── LISTED RECORDS

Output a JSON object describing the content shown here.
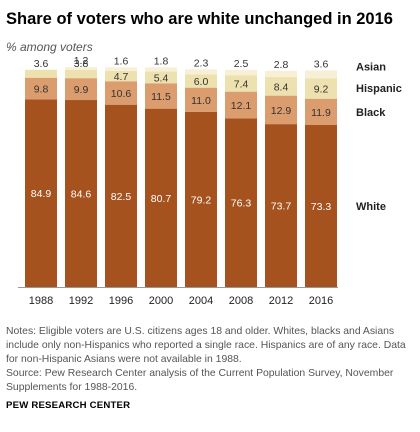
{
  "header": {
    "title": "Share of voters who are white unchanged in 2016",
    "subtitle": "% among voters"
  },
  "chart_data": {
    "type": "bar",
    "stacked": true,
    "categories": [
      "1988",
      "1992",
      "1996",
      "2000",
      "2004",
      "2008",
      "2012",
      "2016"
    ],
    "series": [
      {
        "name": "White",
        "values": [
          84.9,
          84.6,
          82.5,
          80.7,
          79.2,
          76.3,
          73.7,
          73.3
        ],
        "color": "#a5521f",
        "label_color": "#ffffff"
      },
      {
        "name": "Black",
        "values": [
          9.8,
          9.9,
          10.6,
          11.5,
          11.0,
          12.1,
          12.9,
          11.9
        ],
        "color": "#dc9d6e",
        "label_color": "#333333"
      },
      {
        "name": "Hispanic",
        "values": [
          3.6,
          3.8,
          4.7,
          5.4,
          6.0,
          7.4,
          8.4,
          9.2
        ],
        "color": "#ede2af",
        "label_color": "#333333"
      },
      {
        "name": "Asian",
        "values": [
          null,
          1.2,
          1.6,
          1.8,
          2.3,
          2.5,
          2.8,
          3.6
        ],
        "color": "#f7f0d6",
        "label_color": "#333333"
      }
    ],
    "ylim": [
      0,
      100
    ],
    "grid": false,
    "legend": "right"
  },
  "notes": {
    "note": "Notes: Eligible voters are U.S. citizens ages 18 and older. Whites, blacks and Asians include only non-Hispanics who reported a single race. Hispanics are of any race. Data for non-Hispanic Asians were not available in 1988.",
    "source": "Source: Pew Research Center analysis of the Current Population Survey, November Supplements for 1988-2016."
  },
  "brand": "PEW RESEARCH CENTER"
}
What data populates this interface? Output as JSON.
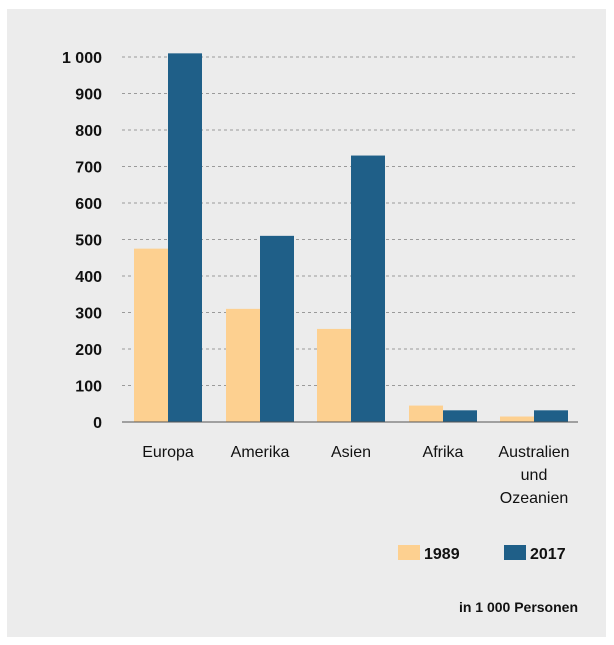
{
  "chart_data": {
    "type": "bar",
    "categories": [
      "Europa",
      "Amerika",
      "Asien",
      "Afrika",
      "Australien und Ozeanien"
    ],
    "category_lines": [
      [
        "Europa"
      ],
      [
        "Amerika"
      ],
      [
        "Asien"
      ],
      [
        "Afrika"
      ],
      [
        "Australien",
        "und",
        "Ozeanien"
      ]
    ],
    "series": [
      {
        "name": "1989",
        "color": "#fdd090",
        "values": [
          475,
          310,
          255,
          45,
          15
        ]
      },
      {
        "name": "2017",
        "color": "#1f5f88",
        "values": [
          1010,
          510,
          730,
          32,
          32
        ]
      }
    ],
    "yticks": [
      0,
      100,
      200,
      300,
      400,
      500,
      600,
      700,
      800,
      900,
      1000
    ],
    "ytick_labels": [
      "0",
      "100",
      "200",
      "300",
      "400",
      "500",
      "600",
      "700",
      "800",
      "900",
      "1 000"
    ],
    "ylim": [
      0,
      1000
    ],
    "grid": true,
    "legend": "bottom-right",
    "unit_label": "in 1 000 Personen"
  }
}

────

WHAT THE TASK ASKS:
All records above are to be printed exactly, minus the pictures they contain.

RESPONSE TO THIS EXERCISE:
Output a JSON object describing the content shown here.
{
  "header": {
    "title": "Share of voters who are white unchanged in 2016",
    "subtitle": "% among voters"
  },
  "chart_data": {
    "type": "bar",
    "stacked": true,
    "categories": [
      "1988",
      "1992",
      "1996",
      "2000",
      "2004",
      "2008",
      "2012",
      "2016"
    ],
    "series": [
      {
        "name": "White",
        "values": [
          84.9,
          84.6,
          82.5,
          80.7,
          79.2,
          76.3,
          73.7,
          73.3
        ],
        "color": "#a5521f",
        "label_color": "#ffffff"
      },
      {
        "name": "Black",
        "values": [
          9.8,
          9.9,
          10.6,
          11.5,
          11.0,
          12.1,
          12.9,
          11.9
        ],
        "color": "#dc9d6e",
        "label_color": "#333333"
      },
      {
        "name": "Hispanic",
        "values": [
          3.6,
          3.8,
          4.7,
          5.4,
          6.0,
          7.4,
          8.4,
          9.2
        ],
        "color": "#ede2af",
        "label_color": "#333333"
      },
      {
        "name": "Asian",
        "values": [
          null,
          1.2,
          1.6,
          1.8,
          2.3,
          2.5,
          2.8,
          3.6
        ],
        "color": "#f7f0d6",
        "label_color": "#333333"
      }
    ],
    "ylim": [
      0,
      100
    ],
    "grid": false,
    "legend": "right"
  },
  "notes": {
    "note": "Notes: Eligible voters are U.S. citizens ages 18 and older. Whites, blacks and Asians include only non-Hispanics who reported a single race. Hispanics are of any race. Data for non-Hispanic Asians were not available in 1988.",
    "source": "Source: Pew Research Center analysis of the Current Population Survey, November Supplements for 1988-2016."
  },
  "brand": "PEW RESEARCH CENTER"
}
What data populates this interface? Output as JSON.
{
  "chart_data": {
    "type": "bar",
    "categories": [
      "Europa",
      "Amerika",
      "Asien",
      "Afrika",
      "Australien und Ozeanien"
    ],
    "category_lines": [
      [
        "Europa"
      ],
      [
        "Amerika"
      ],
      [
        "Asien"
      ],
      [
        "Afrika"
      ],
      [
        "Australien",
        "und",
        "Ozeanien"
      ]
    ],
    "series": [
      {
        "name": "1989",
        "color": "#fdd090",
        "values": [
          475,
          310,
          255,
          45,
          15
        ]
      },
      {
        "name": "2017",
        "color": "#1f5f88",
        "values": [
          1010,
          510,
          730,
          32,
          32
        ]
      }
    ],
    "yticks": [
      0,
      100,
      200,
      300,
      400,
      500,
      600,
      700,
      800,
      900,
      1000
    ],
    "ytick_labels": [
      "0",
      "100",
      "200",
      "300",
      "400",
      "500",
      "600",
      "700",
      "800",
      "900",
      "1 000"
    ],
    "ylim": [
      0,
      1000
    ],
    "grid": true,
    "legend": "bottom-right",
    "unit_label": "in 1 000 Personen"
  }
}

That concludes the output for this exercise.